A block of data
****************************************
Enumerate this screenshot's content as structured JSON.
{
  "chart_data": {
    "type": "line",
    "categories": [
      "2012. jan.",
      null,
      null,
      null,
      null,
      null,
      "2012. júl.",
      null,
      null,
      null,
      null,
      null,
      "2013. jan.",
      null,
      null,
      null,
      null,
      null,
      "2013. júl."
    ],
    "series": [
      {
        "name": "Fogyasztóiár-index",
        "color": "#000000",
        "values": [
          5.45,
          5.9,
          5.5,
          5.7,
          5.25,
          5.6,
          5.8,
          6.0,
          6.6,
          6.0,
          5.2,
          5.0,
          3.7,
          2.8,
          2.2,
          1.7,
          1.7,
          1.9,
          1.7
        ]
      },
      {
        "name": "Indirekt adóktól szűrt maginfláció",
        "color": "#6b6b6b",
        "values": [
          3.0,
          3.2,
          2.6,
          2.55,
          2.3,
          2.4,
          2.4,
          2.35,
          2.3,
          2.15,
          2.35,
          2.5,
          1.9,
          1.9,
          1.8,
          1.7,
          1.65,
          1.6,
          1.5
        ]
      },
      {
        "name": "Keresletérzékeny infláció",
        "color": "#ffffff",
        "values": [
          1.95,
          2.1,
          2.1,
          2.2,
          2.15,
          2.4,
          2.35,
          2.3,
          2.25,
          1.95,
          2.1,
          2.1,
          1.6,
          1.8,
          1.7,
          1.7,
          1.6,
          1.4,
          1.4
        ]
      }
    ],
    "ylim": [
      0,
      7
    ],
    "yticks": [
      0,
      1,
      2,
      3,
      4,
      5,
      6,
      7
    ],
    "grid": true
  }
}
****************************************
**Objective:** Give the complete listing a second time, exactly as it reads.

**The solution:**
Enumerate this screenshot's content as structured JSON.
{
  "chart_data": {
    "type": "line",
    "categories": [
      "2012. jan.",
      null,
      null,
      null,
      null,
      null,
      "2012. júl.",
      null,
      null,
      null,
      null,
      null,
      "2013. jan.",
      null,
      null,
      null,
      null,
      null,
      "2013. júl."
    ],
    "series": [
      {
        "name": "Fogyasztóiár-index",
        "color": "#000000",
        "values": [
          5.45,
          5.9,
          5.5,
          5.7,
          5.25,
          5.6,
          5.8,
          6.0,
          6.6,
          6.0,
          5.2,
          5.0,
          3.7,
          2.8,
          2.2,
          1.7,
          1.7,
          1.9,
          1.7
        ]
      },
      {
        "name": "Indirekt adóktól szűrt maginfláció",
        "color": "#6b6b6b",
        "values": [
          3.0,
          3.2,
          2.6,
          2.55,
          2.3,
          2.4,
          2.4,
          2.35,
          2.3,
          2.15,
          2.35,
          2.5,
          1.9,
          1.9,
          1.8,
          1.7,
          1.65,
          1.6,
          1.5
        ]
      },
      {
        "name": "Keresletérzékeny infláció",
        "color": "#ffffff",
        "values": [
          1.95,
          2.1,
          2.1,
          2.2,
          2.15,
          2.4,
          2.35,
          2.3,
          2.25,
          1.95,
          2.1,
          2.1,
          1.6,
          1.8,
          1.7,
          1.7,
          1.6,
          1.4,
          1.4
        ]
      }
    ],
    "ylim": [
      0,
      7
    ],
    "yticks": [
      0,
      1,
      2,
      3,
      4,
      5,
      6,
      7
    ],
    "grid": true
  }
}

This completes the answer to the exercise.